What you have to do
The required output is a single number: how many lines of the material contain the string "NORMAL".

Provided entries

####################

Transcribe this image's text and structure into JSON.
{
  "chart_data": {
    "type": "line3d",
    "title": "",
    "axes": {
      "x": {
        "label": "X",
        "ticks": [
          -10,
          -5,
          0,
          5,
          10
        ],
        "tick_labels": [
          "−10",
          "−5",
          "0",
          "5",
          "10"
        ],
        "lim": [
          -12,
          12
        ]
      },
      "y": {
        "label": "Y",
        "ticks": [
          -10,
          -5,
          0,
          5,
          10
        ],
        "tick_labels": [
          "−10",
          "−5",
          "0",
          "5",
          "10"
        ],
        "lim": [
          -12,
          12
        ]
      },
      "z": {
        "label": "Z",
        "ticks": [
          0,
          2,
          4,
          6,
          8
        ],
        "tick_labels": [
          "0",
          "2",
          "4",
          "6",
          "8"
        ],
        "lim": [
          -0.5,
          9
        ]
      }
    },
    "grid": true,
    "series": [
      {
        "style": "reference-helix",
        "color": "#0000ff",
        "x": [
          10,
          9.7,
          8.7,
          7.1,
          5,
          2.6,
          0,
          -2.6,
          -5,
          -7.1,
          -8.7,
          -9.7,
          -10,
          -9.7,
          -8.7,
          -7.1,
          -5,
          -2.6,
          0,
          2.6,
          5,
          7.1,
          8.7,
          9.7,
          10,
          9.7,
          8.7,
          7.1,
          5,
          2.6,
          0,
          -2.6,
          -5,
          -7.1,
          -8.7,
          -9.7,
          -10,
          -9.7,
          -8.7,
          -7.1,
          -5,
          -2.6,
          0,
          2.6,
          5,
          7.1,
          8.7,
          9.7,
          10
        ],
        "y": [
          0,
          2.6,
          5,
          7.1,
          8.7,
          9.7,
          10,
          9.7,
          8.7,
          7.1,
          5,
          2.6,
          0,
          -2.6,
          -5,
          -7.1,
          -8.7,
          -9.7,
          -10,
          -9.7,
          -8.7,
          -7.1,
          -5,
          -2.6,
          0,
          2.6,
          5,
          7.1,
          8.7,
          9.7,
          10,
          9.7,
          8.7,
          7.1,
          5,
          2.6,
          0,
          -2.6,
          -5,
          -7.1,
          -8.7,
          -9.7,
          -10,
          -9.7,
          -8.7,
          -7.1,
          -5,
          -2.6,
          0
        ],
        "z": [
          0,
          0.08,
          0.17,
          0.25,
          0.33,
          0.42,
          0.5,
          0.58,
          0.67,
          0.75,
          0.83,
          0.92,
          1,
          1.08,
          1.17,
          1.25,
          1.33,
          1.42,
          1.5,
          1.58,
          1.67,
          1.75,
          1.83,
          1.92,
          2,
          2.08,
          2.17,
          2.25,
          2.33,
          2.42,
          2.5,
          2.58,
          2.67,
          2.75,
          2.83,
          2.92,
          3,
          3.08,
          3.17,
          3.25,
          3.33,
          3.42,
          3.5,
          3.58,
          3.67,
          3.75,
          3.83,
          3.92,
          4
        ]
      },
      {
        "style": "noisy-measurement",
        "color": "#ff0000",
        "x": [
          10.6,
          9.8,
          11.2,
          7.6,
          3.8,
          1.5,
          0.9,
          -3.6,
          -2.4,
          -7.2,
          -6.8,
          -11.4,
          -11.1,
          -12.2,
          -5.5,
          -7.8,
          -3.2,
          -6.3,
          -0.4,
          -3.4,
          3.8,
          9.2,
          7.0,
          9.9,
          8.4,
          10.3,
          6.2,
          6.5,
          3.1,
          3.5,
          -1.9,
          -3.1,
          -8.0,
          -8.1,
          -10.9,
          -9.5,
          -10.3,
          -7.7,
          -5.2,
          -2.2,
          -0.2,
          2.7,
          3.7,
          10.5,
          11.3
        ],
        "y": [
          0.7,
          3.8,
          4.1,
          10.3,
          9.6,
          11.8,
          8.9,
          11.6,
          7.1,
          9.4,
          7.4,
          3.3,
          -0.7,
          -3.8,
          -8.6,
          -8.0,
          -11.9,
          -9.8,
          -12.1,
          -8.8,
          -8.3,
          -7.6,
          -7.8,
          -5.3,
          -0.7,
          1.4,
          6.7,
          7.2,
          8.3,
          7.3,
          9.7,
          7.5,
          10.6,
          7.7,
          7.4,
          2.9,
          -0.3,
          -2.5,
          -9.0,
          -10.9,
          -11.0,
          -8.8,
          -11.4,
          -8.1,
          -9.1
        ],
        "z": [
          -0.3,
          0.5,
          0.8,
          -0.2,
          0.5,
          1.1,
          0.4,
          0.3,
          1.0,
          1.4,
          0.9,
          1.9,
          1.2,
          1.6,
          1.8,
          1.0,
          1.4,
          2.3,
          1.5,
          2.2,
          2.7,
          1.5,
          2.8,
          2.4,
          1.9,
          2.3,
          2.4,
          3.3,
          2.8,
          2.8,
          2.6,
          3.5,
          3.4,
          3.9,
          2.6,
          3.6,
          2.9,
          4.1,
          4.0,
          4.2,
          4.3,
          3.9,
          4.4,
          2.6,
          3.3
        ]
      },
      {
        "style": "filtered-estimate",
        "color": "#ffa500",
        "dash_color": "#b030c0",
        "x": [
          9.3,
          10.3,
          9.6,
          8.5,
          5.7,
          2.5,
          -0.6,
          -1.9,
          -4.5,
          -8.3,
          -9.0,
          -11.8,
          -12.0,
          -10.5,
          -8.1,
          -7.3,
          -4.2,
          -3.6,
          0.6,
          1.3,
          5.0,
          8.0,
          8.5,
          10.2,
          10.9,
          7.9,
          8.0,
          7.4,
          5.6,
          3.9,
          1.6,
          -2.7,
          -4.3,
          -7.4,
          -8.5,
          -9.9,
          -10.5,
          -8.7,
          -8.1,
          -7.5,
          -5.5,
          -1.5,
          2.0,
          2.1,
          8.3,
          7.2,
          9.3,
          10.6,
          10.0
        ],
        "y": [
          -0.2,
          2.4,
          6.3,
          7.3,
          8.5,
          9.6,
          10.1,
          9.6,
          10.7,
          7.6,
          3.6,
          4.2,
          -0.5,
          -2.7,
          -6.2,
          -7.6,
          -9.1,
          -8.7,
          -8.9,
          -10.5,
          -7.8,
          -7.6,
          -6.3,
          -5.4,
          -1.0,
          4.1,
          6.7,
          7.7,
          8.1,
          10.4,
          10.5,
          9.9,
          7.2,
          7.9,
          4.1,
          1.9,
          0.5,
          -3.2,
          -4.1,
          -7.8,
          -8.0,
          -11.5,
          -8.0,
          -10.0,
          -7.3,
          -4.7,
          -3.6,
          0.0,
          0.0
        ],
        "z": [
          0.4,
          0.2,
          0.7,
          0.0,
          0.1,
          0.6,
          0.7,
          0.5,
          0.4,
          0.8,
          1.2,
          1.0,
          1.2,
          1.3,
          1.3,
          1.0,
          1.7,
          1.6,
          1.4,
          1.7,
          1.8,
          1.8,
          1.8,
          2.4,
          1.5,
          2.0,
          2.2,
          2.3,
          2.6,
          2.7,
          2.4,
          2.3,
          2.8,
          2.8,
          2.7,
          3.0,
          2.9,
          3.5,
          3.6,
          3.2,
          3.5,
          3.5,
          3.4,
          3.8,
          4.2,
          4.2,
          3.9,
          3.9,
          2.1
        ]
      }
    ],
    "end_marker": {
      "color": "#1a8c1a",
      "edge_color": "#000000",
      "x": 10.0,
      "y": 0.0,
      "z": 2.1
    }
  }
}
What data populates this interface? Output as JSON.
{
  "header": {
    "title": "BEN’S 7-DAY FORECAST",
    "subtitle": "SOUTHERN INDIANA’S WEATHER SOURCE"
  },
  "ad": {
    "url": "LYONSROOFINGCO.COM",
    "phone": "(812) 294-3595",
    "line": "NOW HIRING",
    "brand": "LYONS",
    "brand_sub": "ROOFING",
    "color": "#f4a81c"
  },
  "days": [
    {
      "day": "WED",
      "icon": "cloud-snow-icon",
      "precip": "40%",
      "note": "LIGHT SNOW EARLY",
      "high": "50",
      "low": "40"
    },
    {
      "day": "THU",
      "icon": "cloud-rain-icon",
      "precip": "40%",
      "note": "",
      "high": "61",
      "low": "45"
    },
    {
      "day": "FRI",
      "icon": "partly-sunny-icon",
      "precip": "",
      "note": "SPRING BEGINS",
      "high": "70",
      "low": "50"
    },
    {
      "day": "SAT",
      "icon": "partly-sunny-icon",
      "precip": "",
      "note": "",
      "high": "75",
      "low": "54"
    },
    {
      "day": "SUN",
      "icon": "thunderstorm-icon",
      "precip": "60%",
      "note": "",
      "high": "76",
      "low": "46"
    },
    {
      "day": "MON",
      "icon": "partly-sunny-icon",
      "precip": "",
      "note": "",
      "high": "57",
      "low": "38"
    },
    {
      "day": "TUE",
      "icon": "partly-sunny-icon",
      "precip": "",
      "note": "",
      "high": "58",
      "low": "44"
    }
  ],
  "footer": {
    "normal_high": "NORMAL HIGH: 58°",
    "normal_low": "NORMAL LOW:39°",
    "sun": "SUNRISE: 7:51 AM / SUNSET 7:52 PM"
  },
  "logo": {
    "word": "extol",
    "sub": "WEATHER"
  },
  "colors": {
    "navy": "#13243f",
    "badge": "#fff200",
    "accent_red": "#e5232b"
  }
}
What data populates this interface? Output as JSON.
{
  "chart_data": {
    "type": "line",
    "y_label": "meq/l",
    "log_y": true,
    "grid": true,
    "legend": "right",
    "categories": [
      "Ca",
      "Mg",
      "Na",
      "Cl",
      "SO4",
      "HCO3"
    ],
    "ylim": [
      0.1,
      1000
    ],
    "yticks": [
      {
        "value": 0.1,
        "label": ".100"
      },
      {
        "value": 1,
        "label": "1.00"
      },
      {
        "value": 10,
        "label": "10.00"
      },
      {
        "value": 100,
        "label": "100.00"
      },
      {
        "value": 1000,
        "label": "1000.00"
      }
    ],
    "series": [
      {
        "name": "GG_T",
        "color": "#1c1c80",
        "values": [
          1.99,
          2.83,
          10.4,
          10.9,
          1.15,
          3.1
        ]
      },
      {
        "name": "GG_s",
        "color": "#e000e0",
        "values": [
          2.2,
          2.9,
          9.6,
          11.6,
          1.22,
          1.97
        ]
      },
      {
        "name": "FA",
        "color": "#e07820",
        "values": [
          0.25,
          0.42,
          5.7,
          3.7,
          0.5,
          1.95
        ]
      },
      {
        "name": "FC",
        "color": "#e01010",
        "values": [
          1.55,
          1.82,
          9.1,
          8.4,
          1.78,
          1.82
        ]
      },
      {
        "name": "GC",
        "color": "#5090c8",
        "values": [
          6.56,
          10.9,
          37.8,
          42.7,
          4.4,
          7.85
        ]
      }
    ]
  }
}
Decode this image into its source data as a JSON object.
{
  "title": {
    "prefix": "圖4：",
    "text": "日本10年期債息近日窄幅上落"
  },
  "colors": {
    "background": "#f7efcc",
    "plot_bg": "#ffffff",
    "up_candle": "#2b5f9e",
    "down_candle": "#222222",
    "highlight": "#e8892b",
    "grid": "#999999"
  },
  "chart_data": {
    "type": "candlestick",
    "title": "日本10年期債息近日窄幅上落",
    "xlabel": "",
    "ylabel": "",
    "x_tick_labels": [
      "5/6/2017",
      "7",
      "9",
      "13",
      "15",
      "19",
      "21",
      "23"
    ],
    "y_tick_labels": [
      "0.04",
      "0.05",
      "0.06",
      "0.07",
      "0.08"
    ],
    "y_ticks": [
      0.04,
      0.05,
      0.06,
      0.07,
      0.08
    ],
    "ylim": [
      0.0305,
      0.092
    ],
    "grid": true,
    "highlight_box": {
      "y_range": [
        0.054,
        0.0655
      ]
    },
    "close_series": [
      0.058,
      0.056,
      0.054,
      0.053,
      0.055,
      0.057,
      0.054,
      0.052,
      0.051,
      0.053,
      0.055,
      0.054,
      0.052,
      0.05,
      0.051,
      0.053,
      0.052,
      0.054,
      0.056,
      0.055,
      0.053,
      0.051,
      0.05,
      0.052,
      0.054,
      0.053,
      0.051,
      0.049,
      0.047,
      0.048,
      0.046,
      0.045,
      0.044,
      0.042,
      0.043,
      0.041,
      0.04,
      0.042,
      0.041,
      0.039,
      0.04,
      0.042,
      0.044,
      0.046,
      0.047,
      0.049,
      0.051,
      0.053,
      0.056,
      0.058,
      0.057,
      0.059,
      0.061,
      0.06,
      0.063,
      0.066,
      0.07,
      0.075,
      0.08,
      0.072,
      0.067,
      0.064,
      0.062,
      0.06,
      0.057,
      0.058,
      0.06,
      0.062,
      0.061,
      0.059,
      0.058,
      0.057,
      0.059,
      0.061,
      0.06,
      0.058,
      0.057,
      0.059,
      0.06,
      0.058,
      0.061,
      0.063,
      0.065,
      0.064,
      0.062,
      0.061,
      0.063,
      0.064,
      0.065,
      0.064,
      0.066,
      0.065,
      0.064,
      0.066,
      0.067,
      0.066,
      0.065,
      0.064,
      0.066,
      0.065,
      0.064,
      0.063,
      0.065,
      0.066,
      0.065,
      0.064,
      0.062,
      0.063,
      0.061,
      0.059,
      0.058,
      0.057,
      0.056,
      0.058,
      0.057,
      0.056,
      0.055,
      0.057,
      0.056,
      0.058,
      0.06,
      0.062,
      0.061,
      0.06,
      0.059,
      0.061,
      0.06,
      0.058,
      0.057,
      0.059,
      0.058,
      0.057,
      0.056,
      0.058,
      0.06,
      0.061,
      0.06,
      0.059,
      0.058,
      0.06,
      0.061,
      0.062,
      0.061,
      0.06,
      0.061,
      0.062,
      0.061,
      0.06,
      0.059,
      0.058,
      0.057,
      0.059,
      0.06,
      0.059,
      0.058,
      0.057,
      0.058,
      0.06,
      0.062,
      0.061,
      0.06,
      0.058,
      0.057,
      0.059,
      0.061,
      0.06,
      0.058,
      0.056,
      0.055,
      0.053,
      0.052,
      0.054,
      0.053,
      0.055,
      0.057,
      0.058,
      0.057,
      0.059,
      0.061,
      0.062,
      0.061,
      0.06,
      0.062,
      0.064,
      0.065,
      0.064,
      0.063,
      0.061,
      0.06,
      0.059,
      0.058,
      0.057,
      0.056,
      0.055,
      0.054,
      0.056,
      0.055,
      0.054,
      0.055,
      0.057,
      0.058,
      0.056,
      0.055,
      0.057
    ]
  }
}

####################

In response
2